- AIM -
Look through the listing below and work out how many of its lines hold the word "https". Give only the number.

- INPUT -
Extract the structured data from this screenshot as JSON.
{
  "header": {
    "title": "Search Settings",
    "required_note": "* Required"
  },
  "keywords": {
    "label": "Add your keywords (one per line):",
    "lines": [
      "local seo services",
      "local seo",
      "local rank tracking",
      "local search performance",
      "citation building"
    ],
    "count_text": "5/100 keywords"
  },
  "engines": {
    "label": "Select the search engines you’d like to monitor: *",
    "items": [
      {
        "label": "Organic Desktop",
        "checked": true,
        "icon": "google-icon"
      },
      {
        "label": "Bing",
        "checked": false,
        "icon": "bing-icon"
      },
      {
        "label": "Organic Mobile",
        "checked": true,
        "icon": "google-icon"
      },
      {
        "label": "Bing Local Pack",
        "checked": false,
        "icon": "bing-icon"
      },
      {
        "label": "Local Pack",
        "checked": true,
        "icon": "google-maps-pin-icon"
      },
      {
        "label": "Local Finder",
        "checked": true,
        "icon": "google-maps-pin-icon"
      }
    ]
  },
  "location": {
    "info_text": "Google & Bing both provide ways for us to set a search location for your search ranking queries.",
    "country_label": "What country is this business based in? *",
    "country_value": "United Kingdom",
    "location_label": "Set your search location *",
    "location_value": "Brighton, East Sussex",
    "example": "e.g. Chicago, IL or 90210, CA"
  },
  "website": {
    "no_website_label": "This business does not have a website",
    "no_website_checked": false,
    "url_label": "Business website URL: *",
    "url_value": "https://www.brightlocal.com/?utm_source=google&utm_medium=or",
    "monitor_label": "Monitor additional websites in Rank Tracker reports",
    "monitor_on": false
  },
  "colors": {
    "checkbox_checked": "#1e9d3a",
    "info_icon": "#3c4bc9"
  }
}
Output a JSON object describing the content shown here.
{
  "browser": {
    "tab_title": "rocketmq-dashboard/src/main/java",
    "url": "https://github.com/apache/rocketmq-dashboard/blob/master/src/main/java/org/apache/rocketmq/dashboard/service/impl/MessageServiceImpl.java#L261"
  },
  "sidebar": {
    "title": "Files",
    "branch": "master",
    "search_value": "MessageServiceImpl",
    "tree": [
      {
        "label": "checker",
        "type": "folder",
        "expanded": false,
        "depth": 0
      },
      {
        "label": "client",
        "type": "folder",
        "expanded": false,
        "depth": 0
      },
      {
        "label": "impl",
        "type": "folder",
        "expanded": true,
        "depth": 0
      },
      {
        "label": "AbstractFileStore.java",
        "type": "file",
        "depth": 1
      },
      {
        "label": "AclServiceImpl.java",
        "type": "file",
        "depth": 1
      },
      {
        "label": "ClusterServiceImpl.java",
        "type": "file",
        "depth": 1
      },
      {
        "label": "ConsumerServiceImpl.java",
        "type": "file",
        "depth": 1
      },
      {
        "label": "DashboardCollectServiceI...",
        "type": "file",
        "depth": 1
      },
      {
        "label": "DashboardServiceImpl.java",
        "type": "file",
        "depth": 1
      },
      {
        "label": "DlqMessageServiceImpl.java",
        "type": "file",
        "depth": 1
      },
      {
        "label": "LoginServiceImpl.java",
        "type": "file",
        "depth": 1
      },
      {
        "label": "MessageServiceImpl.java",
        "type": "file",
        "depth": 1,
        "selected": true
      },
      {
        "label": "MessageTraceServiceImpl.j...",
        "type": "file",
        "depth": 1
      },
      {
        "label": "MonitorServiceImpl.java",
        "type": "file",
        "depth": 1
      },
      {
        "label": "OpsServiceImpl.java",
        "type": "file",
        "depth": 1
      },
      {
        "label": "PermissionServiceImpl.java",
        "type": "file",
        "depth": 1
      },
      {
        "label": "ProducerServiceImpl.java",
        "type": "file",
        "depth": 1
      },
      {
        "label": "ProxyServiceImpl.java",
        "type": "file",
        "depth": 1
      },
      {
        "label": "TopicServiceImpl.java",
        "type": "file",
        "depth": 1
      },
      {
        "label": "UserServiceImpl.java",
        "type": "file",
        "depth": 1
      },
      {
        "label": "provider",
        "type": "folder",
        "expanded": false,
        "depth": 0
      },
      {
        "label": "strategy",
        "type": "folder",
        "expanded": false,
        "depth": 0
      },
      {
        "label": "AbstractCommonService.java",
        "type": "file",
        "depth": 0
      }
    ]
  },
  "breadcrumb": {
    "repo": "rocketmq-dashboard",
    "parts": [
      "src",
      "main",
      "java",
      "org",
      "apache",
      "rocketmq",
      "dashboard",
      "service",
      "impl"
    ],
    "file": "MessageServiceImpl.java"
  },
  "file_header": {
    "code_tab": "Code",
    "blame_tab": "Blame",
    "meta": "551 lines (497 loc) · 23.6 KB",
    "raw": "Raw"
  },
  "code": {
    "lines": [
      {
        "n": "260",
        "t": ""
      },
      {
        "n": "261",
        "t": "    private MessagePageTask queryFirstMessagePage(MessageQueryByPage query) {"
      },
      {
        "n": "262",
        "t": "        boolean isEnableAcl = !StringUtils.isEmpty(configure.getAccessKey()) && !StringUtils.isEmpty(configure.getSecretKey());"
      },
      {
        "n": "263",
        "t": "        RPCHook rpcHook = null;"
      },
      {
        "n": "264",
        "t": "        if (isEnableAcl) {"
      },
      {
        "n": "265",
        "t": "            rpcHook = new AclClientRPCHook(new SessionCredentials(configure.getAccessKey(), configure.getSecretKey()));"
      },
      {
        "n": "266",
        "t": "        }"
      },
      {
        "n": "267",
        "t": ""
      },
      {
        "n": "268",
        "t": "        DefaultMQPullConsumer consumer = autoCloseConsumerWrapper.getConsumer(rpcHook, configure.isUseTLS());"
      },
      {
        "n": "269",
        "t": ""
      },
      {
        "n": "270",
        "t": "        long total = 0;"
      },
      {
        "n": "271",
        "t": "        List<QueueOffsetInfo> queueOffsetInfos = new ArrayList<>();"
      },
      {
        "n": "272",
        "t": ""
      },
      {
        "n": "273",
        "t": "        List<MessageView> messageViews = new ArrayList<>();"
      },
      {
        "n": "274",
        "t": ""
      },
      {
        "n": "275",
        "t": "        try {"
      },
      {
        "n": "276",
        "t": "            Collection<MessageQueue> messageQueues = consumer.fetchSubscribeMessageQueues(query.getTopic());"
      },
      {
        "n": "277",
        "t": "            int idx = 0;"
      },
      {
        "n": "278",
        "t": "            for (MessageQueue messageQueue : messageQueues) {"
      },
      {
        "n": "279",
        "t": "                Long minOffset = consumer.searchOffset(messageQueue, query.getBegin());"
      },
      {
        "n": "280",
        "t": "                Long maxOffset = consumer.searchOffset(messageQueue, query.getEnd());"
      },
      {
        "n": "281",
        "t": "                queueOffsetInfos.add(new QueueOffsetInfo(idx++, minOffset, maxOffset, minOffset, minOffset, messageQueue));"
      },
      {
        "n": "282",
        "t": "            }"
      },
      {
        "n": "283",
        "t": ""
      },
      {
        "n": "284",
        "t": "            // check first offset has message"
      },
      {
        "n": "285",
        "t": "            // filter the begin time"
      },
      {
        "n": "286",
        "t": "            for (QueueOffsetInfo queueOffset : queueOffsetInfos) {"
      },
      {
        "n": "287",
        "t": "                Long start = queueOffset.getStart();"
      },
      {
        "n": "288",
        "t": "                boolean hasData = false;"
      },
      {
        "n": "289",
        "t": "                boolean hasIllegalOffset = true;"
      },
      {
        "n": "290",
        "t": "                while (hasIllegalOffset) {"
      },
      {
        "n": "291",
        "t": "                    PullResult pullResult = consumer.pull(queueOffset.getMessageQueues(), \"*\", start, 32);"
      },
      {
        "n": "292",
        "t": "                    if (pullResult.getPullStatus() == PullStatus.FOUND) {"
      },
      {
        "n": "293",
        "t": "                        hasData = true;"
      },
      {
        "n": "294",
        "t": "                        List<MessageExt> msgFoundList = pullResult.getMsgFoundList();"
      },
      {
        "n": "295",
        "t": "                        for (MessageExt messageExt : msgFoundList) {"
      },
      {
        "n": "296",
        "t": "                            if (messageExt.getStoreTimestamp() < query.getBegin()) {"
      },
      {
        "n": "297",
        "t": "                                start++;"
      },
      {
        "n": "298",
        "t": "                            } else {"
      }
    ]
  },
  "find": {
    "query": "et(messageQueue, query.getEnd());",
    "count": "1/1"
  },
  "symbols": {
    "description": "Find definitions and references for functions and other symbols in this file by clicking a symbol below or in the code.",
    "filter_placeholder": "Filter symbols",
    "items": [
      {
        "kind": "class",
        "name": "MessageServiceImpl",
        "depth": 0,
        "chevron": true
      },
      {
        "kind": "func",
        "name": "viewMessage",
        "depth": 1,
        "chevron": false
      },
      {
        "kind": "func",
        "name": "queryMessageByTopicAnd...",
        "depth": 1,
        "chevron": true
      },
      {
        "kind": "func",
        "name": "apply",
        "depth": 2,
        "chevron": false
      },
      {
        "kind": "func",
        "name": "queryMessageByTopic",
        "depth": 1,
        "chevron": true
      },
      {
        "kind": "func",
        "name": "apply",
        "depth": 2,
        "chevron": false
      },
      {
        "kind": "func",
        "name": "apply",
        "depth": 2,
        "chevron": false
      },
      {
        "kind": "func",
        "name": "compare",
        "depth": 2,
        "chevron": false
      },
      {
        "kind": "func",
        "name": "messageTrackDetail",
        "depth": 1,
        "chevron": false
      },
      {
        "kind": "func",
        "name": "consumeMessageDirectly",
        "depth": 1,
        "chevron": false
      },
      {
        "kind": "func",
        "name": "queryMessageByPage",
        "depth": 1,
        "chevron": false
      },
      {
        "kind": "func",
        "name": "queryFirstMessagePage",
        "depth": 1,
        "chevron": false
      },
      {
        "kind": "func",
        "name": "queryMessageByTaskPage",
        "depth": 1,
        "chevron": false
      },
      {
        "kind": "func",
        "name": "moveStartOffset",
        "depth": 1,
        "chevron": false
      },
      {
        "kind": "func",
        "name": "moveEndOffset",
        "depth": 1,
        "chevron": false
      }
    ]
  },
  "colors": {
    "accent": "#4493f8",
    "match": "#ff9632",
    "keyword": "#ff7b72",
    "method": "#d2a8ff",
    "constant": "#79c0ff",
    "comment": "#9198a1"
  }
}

- SOLUTION TO THIS TASK -
2